Collected data entries:

□ □ □

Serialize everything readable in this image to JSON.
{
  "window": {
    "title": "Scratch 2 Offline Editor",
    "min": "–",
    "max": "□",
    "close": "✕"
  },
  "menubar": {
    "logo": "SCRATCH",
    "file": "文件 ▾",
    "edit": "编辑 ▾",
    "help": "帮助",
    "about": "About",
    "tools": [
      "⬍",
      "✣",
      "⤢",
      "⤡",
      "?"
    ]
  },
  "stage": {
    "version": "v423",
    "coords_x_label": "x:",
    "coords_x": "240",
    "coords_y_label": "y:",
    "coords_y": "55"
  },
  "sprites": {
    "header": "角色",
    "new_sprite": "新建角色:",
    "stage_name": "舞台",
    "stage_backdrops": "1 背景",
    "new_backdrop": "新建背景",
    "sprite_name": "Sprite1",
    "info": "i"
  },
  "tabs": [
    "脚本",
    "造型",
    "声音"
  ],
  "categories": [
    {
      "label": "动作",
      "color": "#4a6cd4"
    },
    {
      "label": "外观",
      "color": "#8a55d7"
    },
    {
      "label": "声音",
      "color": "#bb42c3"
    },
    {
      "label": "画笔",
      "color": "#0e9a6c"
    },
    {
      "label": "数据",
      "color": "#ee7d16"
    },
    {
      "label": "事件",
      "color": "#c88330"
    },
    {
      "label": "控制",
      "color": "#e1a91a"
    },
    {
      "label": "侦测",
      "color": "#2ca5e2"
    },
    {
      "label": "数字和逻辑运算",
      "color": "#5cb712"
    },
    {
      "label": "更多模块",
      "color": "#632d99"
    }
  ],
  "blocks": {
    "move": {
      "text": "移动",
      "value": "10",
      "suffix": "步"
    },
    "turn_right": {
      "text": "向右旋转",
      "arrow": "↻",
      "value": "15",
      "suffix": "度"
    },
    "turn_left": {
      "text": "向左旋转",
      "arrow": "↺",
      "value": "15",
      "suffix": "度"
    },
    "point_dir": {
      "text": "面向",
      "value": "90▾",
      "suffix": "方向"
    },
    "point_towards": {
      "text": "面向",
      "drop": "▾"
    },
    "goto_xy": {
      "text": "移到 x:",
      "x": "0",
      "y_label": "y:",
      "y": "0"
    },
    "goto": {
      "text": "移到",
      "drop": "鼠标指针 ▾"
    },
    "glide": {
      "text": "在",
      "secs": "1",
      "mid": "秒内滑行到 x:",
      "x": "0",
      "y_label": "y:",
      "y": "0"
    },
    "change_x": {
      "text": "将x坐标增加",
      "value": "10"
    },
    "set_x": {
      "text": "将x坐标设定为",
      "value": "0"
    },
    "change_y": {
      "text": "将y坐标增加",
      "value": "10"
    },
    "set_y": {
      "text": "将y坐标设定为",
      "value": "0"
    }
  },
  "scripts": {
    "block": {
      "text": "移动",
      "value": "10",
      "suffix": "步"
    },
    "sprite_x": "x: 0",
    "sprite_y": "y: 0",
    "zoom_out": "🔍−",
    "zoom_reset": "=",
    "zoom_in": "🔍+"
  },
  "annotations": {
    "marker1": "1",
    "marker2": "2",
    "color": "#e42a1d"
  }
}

□ □ □

In the records, locate each line holding the string "color" and copy it.

      "color": "#4a6cd4"
      "color": "#8a55d7"
      "color": "#bb42c3"
      "color": "#0e9a6c"
      "color": "#ee7d16"
      "color": "#c88330"
      "color": "#e1a91a"
      "color": "#2ca5e2"
      "color": "#5cb712"
      "color": "#632d99"
    "color": "#e42a1d"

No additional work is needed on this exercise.